(Stored data)
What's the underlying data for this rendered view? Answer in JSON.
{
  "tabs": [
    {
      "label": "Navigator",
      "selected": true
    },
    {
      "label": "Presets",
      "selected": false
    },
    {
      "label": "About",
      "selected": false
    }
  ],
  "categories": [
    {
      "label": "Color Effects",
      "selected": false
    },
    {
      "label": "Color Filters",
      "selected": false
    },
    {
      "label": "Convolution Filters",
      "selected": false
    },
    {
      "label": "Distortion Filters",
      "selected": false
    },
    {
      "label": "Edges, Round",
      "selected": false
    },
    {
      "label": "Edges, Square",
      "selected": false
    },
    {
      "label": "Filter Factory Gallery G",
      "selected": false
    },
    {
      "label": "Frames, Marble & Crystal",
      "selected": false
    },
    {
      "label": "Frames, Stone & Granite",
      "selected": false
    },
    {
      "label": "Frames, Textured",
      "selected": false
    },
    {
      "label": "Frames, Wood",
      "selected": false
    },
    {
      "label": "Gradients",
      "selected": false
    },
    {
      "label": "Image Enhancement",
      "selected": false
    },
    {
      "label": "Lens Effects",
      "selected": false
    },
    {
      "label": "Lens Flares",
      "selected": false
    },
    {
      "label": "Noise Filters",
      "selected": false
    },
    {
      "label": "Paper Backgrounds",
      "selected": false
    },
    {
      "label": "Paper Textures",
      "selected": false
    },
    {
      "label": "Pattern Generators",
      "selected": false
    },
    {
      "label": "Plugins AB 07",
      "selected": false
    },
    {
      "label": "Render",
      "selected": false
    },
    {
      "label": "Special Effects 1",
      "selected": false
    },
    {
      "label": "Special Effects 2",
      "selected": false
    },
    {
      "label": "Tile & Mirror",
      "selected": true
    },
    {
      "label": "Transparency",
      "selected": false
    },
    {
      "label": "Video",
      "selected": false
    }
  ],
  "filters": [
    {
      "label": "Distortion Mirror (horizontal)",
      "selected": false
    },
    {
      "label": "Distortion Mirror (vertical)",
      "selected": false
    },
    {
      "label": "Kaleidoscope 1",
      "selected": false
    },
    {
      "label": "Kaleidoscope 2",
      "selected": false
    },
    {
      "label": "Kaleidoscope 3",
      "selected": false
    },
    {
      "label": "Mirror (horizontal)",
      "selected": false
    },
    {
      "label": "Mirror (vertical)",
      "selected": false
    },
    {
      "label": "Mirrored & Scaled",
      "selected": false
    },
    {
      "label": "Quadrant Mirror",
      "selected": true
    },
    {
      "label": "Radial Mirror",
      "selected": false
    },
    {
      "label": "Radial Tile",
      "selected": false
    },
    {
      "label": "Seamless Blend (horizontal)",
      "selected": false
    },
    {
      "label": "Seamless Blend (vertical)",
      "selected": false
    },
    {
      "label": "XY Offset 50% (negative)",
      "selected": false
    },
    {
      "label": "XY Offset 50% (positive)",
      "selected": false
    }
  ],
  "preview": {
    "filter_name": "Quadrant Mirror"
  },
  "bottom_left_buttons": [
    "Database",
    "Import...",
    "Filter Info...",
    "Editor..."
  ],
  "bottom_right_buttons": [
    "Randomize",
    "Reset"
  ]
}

**WRITTEN TASK:** Your task is to reproduce all of the records exactly.

**EXERCISE ANSWER:**
What's the underlying data for this rendered view? Answer in JSON.
{
  "tabs": [
    {
      "label": "Navigator",
      "selected": true
    },
    {
      "label": "Presets",
      "selected": false
    },
    {
      "label": "About",
      "selected": false
    }
  ],
  "categories": [
    {
      "label": "Color Effects",
      "selected": false
    },
    {
      "label": "Color Filters",
      "selected": false
    },
    {
      "label": "Convolution Filters",
      "selected": false
    },
    {
      "label": "Distortion Filters",
      "selected": false
    },
    {
      "label": "Edges, Round",
      "selected": false
    },
    {
      "label": "Edges, Square",
      "selected": false
    },
    {
      "label": "Filter Factory Gallery G",
      "selected": false
    },
    {
      "label": "Frames, Marble & Crystal",
      "selected": false
    },
    {
      "label": "Frames, Stone & Granite",
      "selected": false
    },
    {
      "label": "Frames, Textured",
      "selected": false
    },
    {
      "label": "Frames, Wood",
      "selected": false
    },
    {
      "label": "Gradients",
      "selected": false
    },
    {
      "label": "Image Enhancement",
      "selected": false
    },
    {
      "label": "Lens Effects",
      "selected": false
    },
    {
      "label": "Lens Flares",
      "selected": false
    },
    {
      "label": "Noise Filters",
      "selected": false
    },
    {
      "label": "Paper Backgrounds",
      "selected": false
    },
    {
      "label": "Paper Textures",
      "selected": false
    },
    {
      "label": "Pattern Generators",
      "selected": false
    },
    {
      "label": "Plugins AB 07",
      "selected": false
    },
    {
      "label": "Render",
      "selected": false
    },
    {
      "label": "Special Effects 1",
      "selected": false
    },
    {
      "label": "Special Effects 2",
      "selected": false
    },
    {
      "label": "Tile & Mirror",
      "selected": true
    },
    {
      "label": "Transparency",
      "selected": false
    },
    {
      "label": "Video",
      "selected": false
    }
  ],
  "filters": [
    {
      "label": "Distortion Mirror (horizontal)",
      "selected": false
    },
    {
      "label": "Distortion Mirror (vertical)",
      "selected": false
    },
    {
      "label": "Kaleidoscope 1",
      "selected": false
    },
    {
      "label": "Kaleidoscope 2",
      "selected": false
    },
    {
      "label": "Kaleidoscope 3",
      "selected": false
    },
    {
      "label": "Mirror (horizontal)",
      "selected": false
    },
    {
      "label": "Mirror (vertical)",
      "selected": false
    },
    {
      "label": "Mirrored & Scaled",
      "selected": false
    },
    {
      "label": "Quadrant Mirror",
      "selected": true
    },
    {
      "label": "Radial Mirror",
      "selected": false
    },
    {
      "label": "Radial Tile",
      "selected": false
    },
    {
      "label": "Seamless Blend (horizontal)",
      "selected": false
    },
    {
      "label": "Seamless Blend (vertical)",
      "selected": false
    },
    {
      "label": "XY Offset 50% (negative)",
      "selected": false
    },
    {
      "label": "XY Offset 50% (positive)",
      "selected": false
    }
  ],
  "preview": {
    "filter_name": "Quadrant Mirror"
  },
  "bottom_left_buttons": [
    "Database",
    "Import...",
    "Filter Info...",
    "Editor..."
  ],
  "bottom_right_buttons": [
    "Randomize",
    "Reset"
  ]
}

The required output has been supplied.